-- START Data provided --
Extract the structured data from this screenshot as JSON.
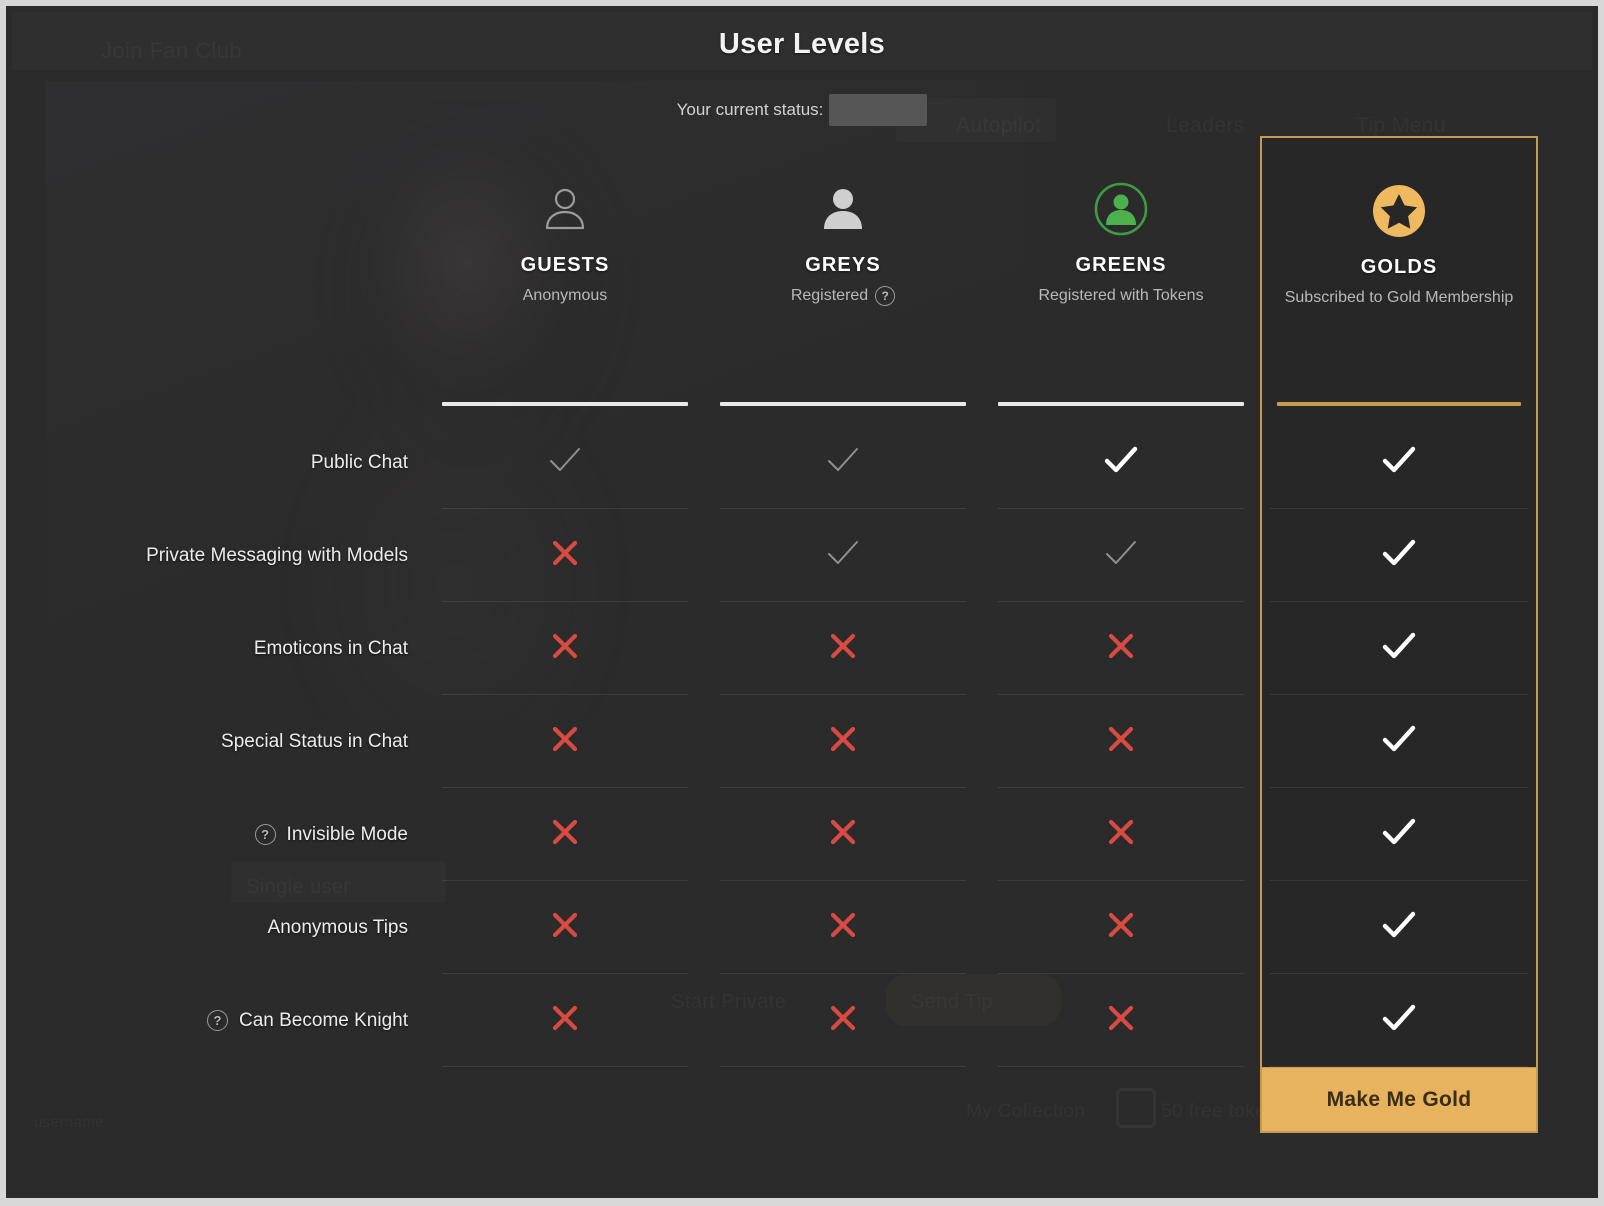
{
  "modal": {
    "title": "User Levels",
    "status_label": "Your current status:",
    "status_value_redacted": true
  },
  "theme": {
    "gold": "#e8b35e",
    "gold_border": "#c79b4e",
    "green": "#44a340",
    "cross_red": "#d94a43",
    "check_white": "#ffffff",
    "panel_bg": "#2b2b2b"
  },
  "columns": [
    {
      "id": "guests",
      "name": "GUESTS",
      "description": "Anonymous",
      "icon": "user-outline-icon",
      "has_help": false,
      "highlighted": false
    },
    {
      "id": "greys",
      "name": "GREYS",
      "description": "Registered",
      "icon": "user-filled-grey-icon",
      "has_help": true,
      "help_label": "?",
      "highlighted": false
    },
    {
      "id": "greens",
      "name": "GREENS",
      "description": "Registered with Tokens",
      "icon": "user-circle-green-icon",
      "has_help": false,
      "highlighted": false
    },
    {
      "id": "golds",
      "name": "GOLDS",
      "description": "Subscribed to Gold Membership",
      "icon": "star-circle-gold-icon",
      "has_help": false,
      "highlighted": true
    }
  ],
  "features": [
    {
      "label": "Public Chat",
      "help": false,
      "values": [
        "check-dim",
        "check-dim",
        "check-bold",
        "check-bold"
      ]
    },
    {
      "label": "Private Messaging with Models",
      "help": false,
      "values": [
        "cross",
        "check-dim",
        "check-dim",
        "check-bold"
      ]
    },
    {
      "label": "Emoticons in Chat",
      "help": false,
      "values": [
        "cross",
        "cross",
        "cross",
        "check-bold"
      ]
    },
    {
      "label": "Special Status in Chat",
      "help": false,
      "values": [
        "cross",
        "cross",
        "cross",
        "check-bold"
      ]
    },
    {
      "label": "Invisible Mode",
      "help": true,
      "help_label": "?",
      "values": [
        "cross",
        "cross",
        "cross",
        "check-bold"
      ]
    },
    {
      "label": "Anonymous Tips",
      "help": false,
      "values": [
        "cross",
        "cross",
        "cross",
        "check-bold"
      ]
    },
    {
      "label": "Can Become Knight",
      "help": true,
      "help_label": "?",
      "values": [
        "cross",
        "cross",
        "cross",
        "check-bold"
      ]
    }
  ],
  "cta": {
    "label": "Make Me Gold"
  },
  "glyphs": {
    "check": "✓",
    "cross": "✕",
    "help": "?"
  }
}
-- END Data provided --
Work to complete
Which lines include the word "name"? Copy every one of them.

Exercise answer
      "name": "GUESTS",
      "name": "GREYS",
      "name": "GREENS",
      "name": "GOLDS",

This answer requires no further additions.